▶ EXERCICE COURT A
Reformulez sous forme de liste le paragraphe du texte sur la qualité de vie en Russie qui commence par « Ceci n'a pas le sentiment ». Conservez ses faits principaux.

La dégradation progressive de la qualité de vie en Russie

En 2018 la Russie accueillait la Coupe du monde de football, ce qui a favorisé une attitude accueillante des habitants envers les étrangers : “tout le monde souriait”, décrit-elle. Ce climat s'est cependant brusquement dégradé en avril 2022 à cause de l'attaque de l'Ukraine par la Russie ayant eu lieu le 24 février 2022, puis de l'annonce d'une mobilisation des citoyens russes pour aller au front, décrétée par le président Poutine le 21 septembre dernier. Ceci Huang raconte la surprise que représente cette annonce : “Personne ne s'attendait à ce que quelque chose comme ça arrive”.

Le risque de mobilisation touche tous les hommes ayant un passé militaire, ce qui représente la majeure partie de la population étant donnée l'existence d'une service militaire obligatoire en Russie. “J'avais des collègues qui avaient participé aux guerres en Géorgie [2008] ou en Tchétchénie [1999 - 2000] pendant leur entraînement”. L'entourage de Ceci est fermement opposé aux actions militaires de leur pays à l'origine, l'Ukraine fait “partie de la famille”. Les citoyens russes ont cependant commencé à soutenir leur pays à la suite des réactions des Etats-Unis et de leurs alliés, qui leur semblaient démesurées.

Ceci n'a pas le sentiment que son entourage russe ait subi des pénuries de nourriture ou des ruptures d’approvisionnement en gaz. La dégradation de leur qualité de vie est, selon elle, plutôt due à l'isolement prolongé du pays à cause des multiples sanctions occidentales et à la dégradation de l'image internationale de la Russie. Le manque le plus important est le lifestyle (mode de vie) de l'avant-conflit : “les gens ont besoin d'acheter des vêtements, des voitures européennes et de voyager”.

Ceci Huang (© Eloïse BRETHES)

L'anxiété constante et l'émigration de nombre de ses amis vers d'autres pays ont encouragé Ceci à quitter la Russie pour l'Europe, ne pouvant rentrer en Chine qu'après une quarantaine lourde psychologiquement. Elle prévoit tout de même de rentrer en Chine dans un mois. La période de Noël et du Nouvel an aura, selon elle, un effet d'apaisement des tensions qui devrait améliorer les rapports entre la Russie, et l'Europe et les Etats-Unis. “Personnellement, je reste très positive.

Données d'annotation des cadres
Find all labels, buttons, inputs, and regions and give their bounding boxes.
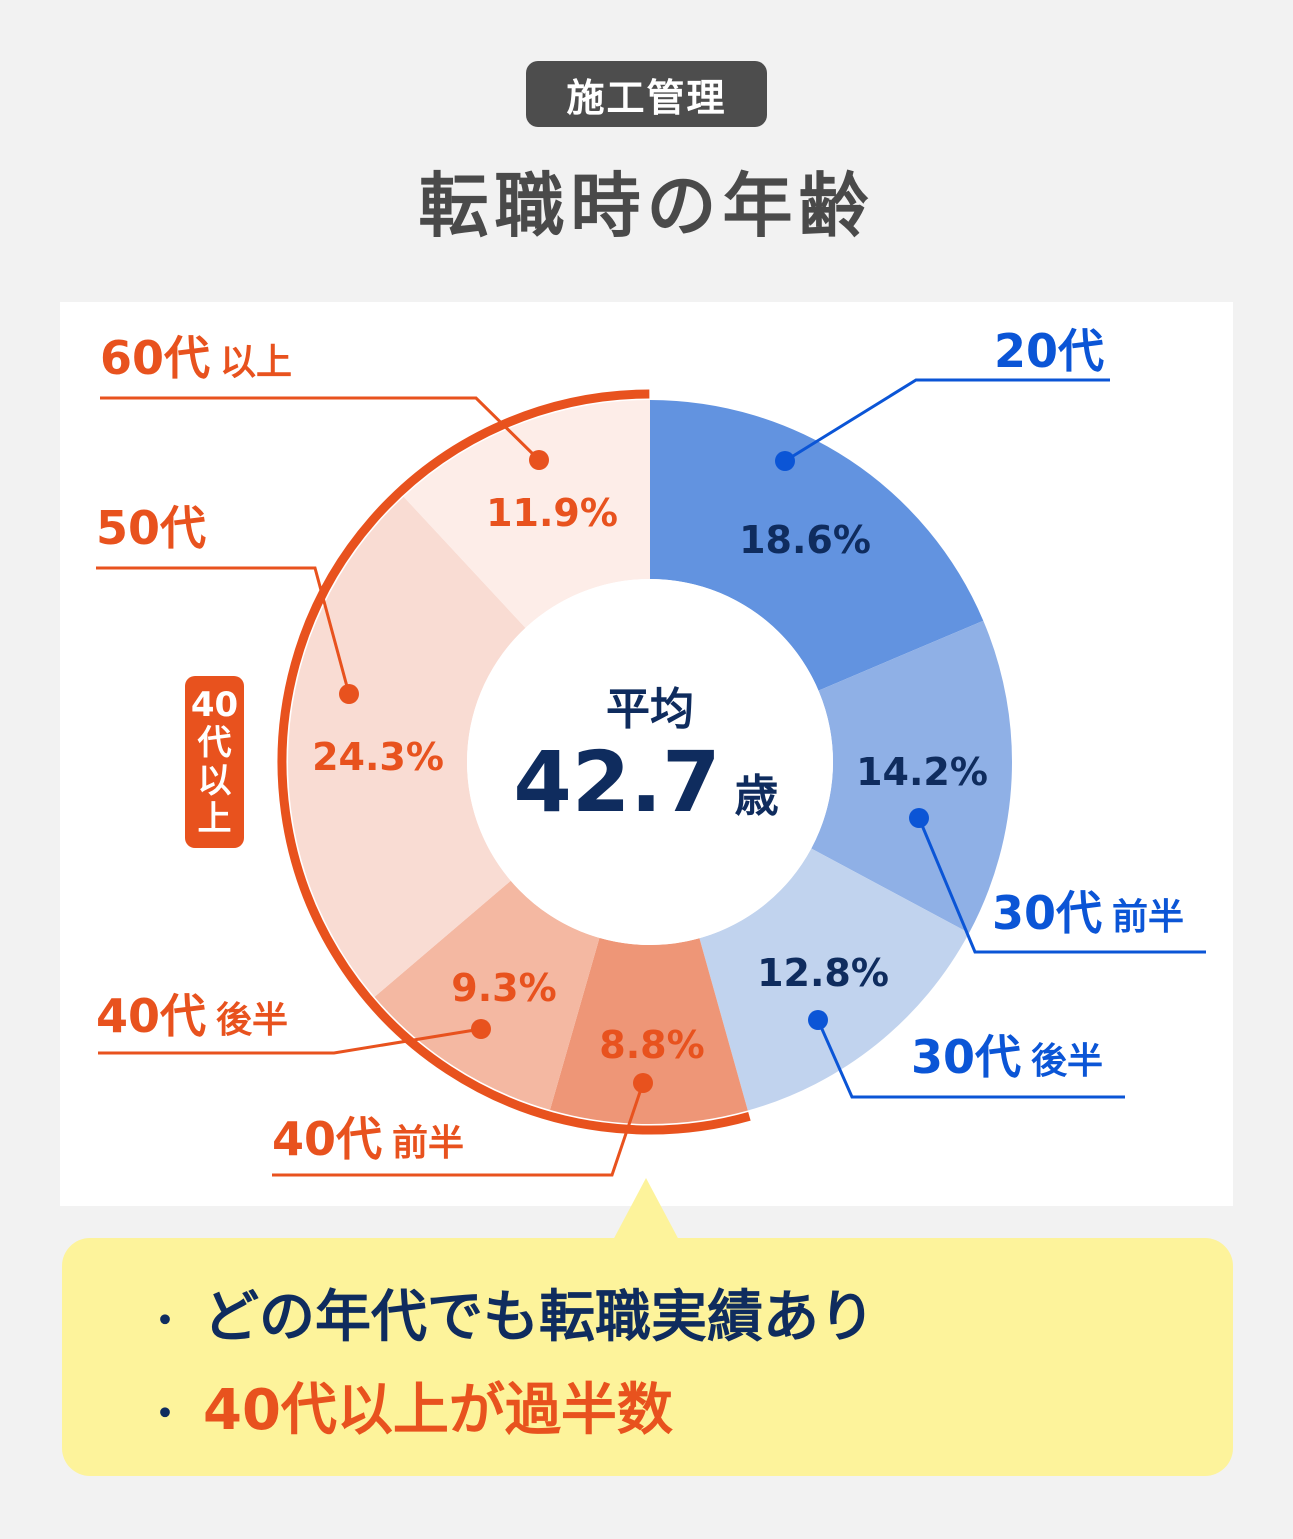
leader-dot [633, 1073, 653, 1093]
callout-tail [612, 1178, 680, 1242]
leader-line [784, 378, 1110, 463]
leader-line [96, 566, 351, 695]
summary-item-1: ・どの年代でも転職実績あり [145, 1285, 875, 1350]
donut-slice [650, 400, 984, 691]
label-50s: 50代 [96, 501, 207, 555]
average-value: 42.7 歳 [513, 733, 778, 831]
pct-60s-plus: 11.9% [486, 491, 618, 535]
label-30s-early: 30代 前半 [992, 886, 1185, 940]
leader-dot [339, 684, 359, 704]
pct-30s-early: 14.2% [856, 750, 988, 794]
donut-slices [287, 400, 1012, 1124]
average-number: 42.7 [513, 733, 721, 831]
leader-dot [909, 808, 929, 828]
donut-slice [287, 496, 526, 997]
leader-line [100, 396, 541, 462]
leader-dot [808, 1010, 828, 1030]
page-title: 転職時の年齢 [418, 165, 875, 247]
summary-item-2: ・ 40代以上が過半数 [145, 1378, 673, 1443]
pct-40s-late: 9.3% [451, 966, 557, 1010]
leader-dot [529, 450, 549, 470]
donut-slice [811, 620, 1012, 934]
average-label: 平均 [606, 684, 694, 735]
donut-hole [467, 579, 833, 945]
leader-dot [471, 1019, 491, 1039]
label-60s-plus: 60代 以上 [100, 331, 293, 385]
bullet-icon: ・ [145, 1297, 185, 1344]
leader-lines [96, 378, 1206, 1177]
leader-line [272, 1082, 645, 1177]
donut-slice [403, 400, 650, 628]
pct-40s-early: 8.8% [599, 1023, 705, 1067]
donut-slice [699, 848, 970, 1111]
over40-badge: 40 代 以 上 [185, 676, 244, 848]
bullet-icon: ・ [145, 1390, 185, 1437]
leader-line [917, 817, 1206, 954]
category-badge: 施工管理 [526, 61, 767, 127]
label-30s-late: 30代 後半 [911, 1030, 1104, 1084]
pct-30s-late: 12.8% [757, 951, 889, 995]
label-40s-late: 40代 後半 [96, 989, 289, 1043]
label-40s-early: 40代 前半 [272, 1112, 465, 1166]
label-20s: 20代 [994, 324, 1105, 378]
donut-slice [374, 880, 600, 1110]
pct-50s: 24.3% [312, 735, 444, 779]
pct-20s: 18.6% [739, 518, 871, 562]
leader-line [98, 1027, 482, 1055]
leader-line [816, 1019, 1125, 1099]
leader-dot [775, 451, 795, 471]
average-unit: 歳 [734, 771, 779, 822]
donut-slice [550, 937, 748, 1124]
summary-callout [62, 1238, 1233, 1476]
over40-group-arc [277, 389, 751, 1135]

▶ EXERCICE COURT B
Recopiez à l'identique les lignes de données, de la ligne contenant « leader-dot [633, 1073, 653, 1093] » à la ligne contenant « donut-slices [287, 400, 1012, 1124] », ces deux lignes comprises.

▶ CORRIGÉ COMPLET A
- Selon Ceci, son entourage russe n'a subi ni pénuries de nourriture ni ruptures d'approvisionnement en gaz.
- D'après elle, la dégradation de la qualité de vie vient plutôt de l'isolement prolongé du pays, causé par les multiples sanctions occidentales, et de la détérioration de l'image internationale de la Russie.
- Le manque le plus important est le mode de vie d'avant le conflit : acheter des vêtements et des voitures européennes, et voyager.

▶ CORRIGÉ COMPLET B
leader-dot [633, 1073, 653, 1093]
callout-tail [612, 1178, 680, 1242]
leader-line [784, 378, 1110, 463]
leader-line [96, 566, 351, 695]
summary-item-1: ・どの年代でも転職実績あり [145, 1285, 875, 1350]
donut-slice [650, 400, 984, 691]
label-50s: 50代 [96, 501, 207, 555]
average-value: 42.7 歳 [513, 733, 778, 831]
pct-60s-plus: 11.9% [486, 491, 618, 535]
label-30s-early: 30代 前半 [992, 886, 1185, 940]
leader-dot [339, 684, 359, 704]
pct-30s-early: 14.2% [856, 750, 988, 794]
donut-slices [287, 400, 1012, 1124]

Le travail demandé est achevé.